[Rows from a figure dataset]
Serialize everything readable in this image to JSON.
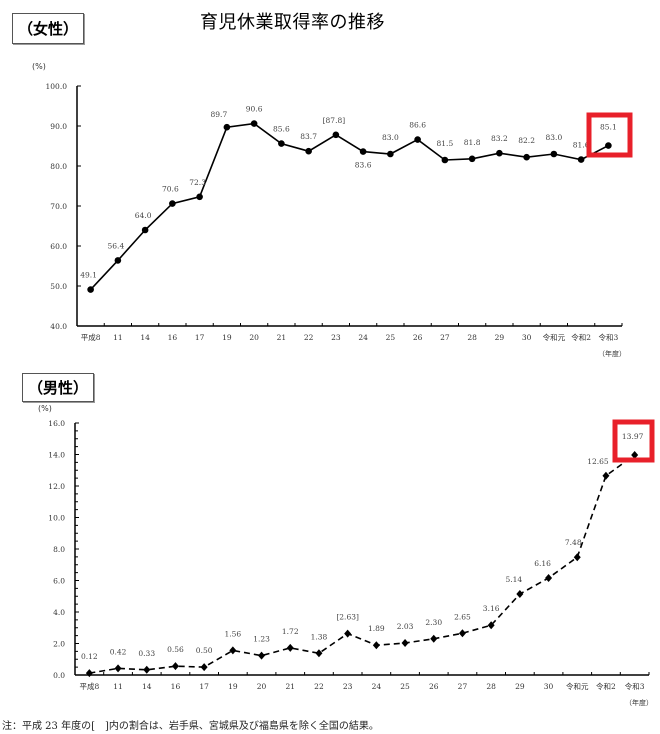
{
  "title": "育児休業取得率の推移",
  "note": "注：平成 23 年度の[　]内の割合は、岩手県、宮城県及び福島県を除く全国の結果。",
  "highlight_color": "#e8202a",
  "female": {
    "label": "（女性）",
    "unit": "(%)",
    "x_unit": "（年度）"
  },
  "male": {
    "label": "（男性）",
    "unit": "(%)",
    "x_unit": "（年度）"
  },
  "chart_data": [
    {
      "type": "line",
      "title": "育児休業取得率の推移（女性）",
      "xlabel": "（年度）",
      "ylabel": "(%)",
      "ylim": [
        40.0,
        100.0
      ],
      "yticks": [
        "40.0",
        "50.0",
        "60.0",
        "70.0",
        "80.0",
        "90.0",
        "100.0"
      ],
      "categories": [
        "平成8",
        "11",
        "14",
        "16",
        "17",
        "19",
        "20",
        "21",
        "22",
        "23",
        "24",
        "25",
        "26",
        "27",
        "28",
        "29",
        "30",
        "令和元",
        "令和2",
        "令和3"
      ],
      "values": [
        49.1,
        56.4,
        64.0,
        70.6,
        72.3,
        89.7,
        90.6,
        85.6,
        83.7,
        87.8,
        83.6,
        83.0,
        86.6,
        81.5,
        81.8,
        83.2,
        82.2,
        83.0,
        81.6,
        85.1
      ],
      "data_labels": [
        "49.1",
        "56.4",
        "64.0",
        "70.6",
        "72.3",
        "89.7",
        "90.6",
        "85.6",
        "83.7",
        "[87.8]",
        "83.6",
        "83.0",
        "86.6",
        "81.5",
        "81.8",
        "83.2",
        "82.2",
        "83.0",
        "81.6",
        "85.1"
      ],
      "line_style": "solid",
      "marker": "circle",
      "highlighted_point": "令和3",
      "grid": false
    },
    {
      "type": "line",
      "title": "育児休業取得率の推移（男性）",
      "xlabel": "（年度）",
      "ylabel": "(%)",
      "ylim": [
        0.0,
        16.0
      ],
      "yticks": [
        "0.0",
        "2.0",
        "4.0",
        "6.0",
        "8.0",
        "10.0",
        "12.0",
        "14.0",
        "16.0"
      ],
      "categories": [
        "平成8",
        "11",
        "14",
        "16",
        "17",
        "19",
        "20",
        "21",
        "22",
        "23",
        "24",
        "25",
        "26",
        "27",
        "28",
        "29",
        "30",
        "令和元",
        "令和2",
        "令和3"
      ],
      "values": [
        0.12,
        0.42,
        0.33,
        0.56,
        0.5,
        1.56,
        1.23,
        1.72,
        1.38,
        2.63,
        1.89,
        2.03,
        2.3,
        2.65,
        3.16,
        5.14,
        6.16,
        7.48,
        12.65,
        13.97
      ],
      "data_labels": [
        "0.12",
        "0.42",
        "0.33",
        "0.56",
        "0.50",
        "1.56",
        "1.23",
        "1.72",
        "1.38",
        "[2.63]",
        "1.89",
        "2.03",
        "2.30",
        "2.65",
        "3.16",
        "5.14",
        "6.16",
        "7.48",
        "12.65",
        "13.97"
      ],
      "line_style": "dashed",
      "marker": "diamond",
      "highlighted_point": "令和3",
      "grid": false
    }
  ]
}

» Requirements:
Without the pictures, restate each entry exactly.

» Correct answer:
Serialize everything readable in this image to JSON.
{
  "title": "育児休業取得率の推移",
  "note": "注：平成 23 年度の[　]内の割合は、岩手県、宮城県及び福島県を除く全国の結果。",
  "highlight_color": "#e8202a",
  "female": {
    "label": "（女性）",
    "unit": "(%)",
    "x_unit": "（年度）"
  },
  "male": {
    "label": "（男性）",
    "unit": "(%)",
    "x_unit": "（年度）"
  },
  "chart_data": [
    {
      "type": "line",
      "title": "育児休業取得率の推移（女性）",
      "xlabel": "（年度）",
      "ylabel": "(%)",
      "ylim": [
        40.0,
        100.0
      ],
      "yticks": [
        "40.0",
        "50.0",
        "60.0",
        "70.0",
        "80.0",
        "90.0",
        "100.0"
      ],
      "categories": [
        "平成8",
        "11",
        "14",
        "16",
        "17",
        "19",
        "20",
        "21",
        "22",
        "23",
        "24",
        "25",
        "26",
        "27",
        "28",
        "29",
        "30",
        "令和元",
        "令和2",
        "令和3"
      ],
      "values": [
        49.1,
        56.4,
        64.0,
        70.6,
        72.3,
        89.7,
        90.6,
        85.6,
        83.7,
        87.8,
        83.6,
        83.0,
        86.6,
        81.5,
        81.8,
        83.2,
        82.2,
        83.0,
        81.6,
        85.1
      ],
      "data_labels": [
        "49.1",
        "56.4",
        "64.0",
        "70.6",
        "72.3",
        "89.7",
        "90.6",
        "85.6",
        "83.7",
        "[87.8]",
        "83.6",
        "83.0",
        "86.6",
        "81.5",
        "81.8",
        "83.2",
        "82.2",
        "83.0",
        "81.6",
        "85.1"
      ],
      "line_style": "solid",
      "marker": "circle",
      "highlighted_point": "令和3",
      "grid": false
    },
    {
      "type": "line",
      "title": "育児休業取得率の推移（男性）",
      "xlabel": "（年度）",
      "ylabel": "(%)",
      "ylim": [
        0.0,
        16.0
      ],
      "yticks": [
        "0.0",
        "2.0",
        "4.0",
        "6.0",
        "8.0",
        "10.0",
        "12.0",
        "14.0",
        "16.0"
      ],
      "categories": [
        "平成8",
        "11",
        "14",
        "16",
        "17",
        "19",
        "20",
        "21",
        "22",
        "23",
        "24",
        "25",
        "26",
        "27",
        "28",
        "29",
        "30",
        "令和元",
        "令和2",
        "令和3"
      ],
      "values": [
        0.12,
        0.42,
        0.33,
        0.56,
        0.5,
        1.56,
        1.23,
        1.72,
        1.38,
        2.63,
        1.89,
        2.03,
        2.3,
        2.65,
        3.16,
        5.14,
        6.16,
        7.48,
        12.65,
        13.97
      ],
      "data_labels": [
        "0.12",
        "0.42",
        "0.33",
        "0.56",
        "0.50",
        "1.56",
        "1.23",
        "1.72",
        "1.38",
        "[2.63]",
        "1.89",
        "2.03",
        "2.30",
        "2.65",
        "3.16",
        "5.14",
        "6.16",
        "7.48",
        "12.65",
        "13.97"
      ],
      "line_style": "dashed",
      "marker": "diamond",
      "highlighted_point": "令和3",
      "grid": false
    }
  ]
}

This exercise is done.